--- DIRECTIONS ---
Your copy of the material below should match it exactly, except that it holds no pictures.

-- START OF DATA PROVIDED --

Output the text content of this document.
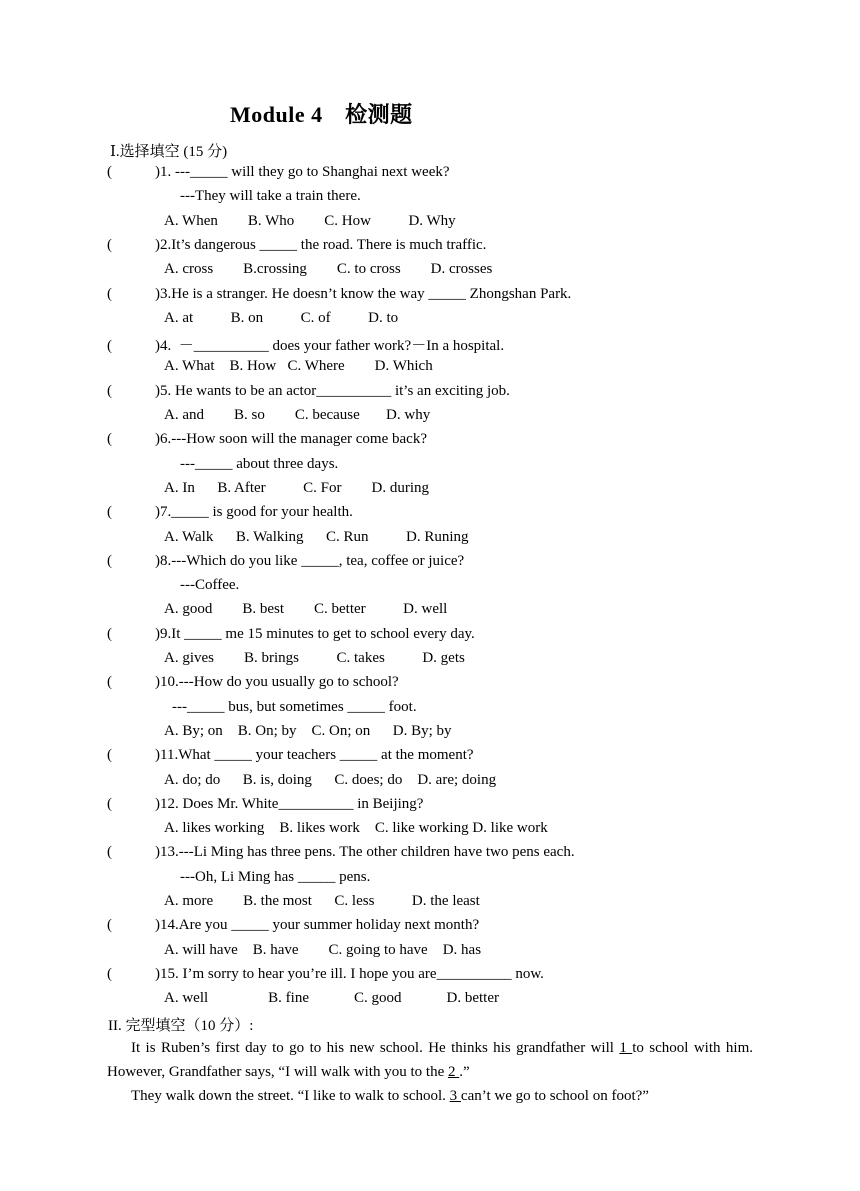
Module 4　检测题
Ⅰ.选择填空 (15 分)
(	)1. ---_____ will they go to Shanghai next week?
---They will take a train there.
A. When        B. Who        C. How          D. Why
(	)2.It’s dangerous _____ the road. There is much traffic.
A. cross        B.crossing        C. to cross        D. crosses
(	)3.He is a stranger. He doesn’t know the way _____ Zhongshan Park.
A. at          B. on          C. of          D. to
(	)4.  －__________ does your father work?－In a hospital.
A. What    B. How   C. Where        D. Which
(	)5. He wants to be an actor__________ it’s an exciting job.
A. and        B. so        C. because       D. why
(	)6.---How soon will the manager come back?
---_____ about three days.
A. In      B. After          C. For        D. during
(	)7._____ is good for your health.
A. Walk      B. Walking      C. Run          D. Runing
(	)8.---Which do you like _____, tea, coffee or juice?
---Coffee.
A. good        B. best        C. better          D. well
(	)9.It _____ me 15 minutes to get to school every day.
A. gives        B. brings          C. takes          D. gets
(	)10.---How do you usually go to school?
---_____ bus, but sometimes _____ foot.
A. By; on    B. On; by    C. On; on      D. By; by
(	)11.What _____ your teachers _____ at the moment?
A. do; do      B. is, doing      C. does; do    D. are; doing
(	)12. Does Mr. White__________ in Beijing?
A. likes working    B. likes work    C. like working D. like work
(	)13.---Li Ming has three pens. The other children have two pens each.
---Oh, Li Ming has _____ pens.
A. more        B. the most      C. less          D. the least
(	)14.Are you _____ your summer holiday next month?
A. will have    B. have        C. going to have    D. has
(	)15. I’m sorry to hear you’re ill. I hope you are__________ now.
A. well                B. fine            C. good            D. better
II. 完型填空（10 分）:

It is Ruben’s first day to go to his new school. He thinks his grandfather will 1 to school with him. However, Grandfather says, “I will walk with you to the 2 .”

They walk down the street. “I like to walk to school. 3 can’t we go to school on foot?”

-- END OF DATA PROVIDED --

--- SOLUTION BELOW ---
Output the text content of this document.
Module 4　检测题
Ⅰ.选择填空 (15 分)
(	)1. ---_____ will they go to Shanghai next week?
---They will take a train there.
A. When        B. Who        C. How          D. Why
(	)2.It’s dangerous _____ the road. There is much traffic.
A. cross        B.crossing        C. to cross        D. crosses
(	)3.He is a stranger. He doesn’t know the way _____ Zhongshan Park.
A. at          B. on          C. of          D. to
(	)4.  －__________ does your father work?－In a hospital.
A. What    B. How   C. Where        D. Which
(	)5. He wants to be an actor__________ it’s an exciting job.
A. and        B. so        C. because       D. why
(	)6.---How soon will the manager come back?
---_____ about three days.
A. In      B. After          C. For        D. during
(	)7._____ is good for your health.
A. Walk      B. Walking      C. Run          D. Runing
(	)8.---Which do you like _____, tea, coffee or juice?
---Coffee.
A. good        B. best        C. better          D. well
(	)9.It _____ me 15 minutes to get to school every day.
A. gives        B. brings          C. takes          D. gets
(	)10.---How do you usually go to school?
---_____ bus, but sometimes _____ foot.
A. By; on    B. On; by    C. On; on      D. By; by
(	)11.What _____ your teachers _____ at the moment?
A. do; do      B. is, doing      C. does; do    D. are; doing
(	)12. Does Mr. White__________ in Beijing?
A. likes working    B. likes work    C. like working D. like work
(	)13.---Li Ming has three pens. The other children have two pens each.
---Oh, Li Ming has _____ pens.
A. more        B. the most      C. less          D. the least
(	)14.Are you _____ your summer holiday next month?
A. will have    B. have        C. going to have    D. has
(	)15. I’m sorry to hear you’re ill. I hope you are__________ now.
A. well                B. fine            C. good            D. better
II. 完型填空（10 分）:

It is Ruben’s first day to go to his new school. He thinks his grandfather will 1 to school with him. However, Grandfather says, “I will walk with you to the 2 .”

They walk down the street. “I like to walk to school. 3 can’t we go to school on foot?”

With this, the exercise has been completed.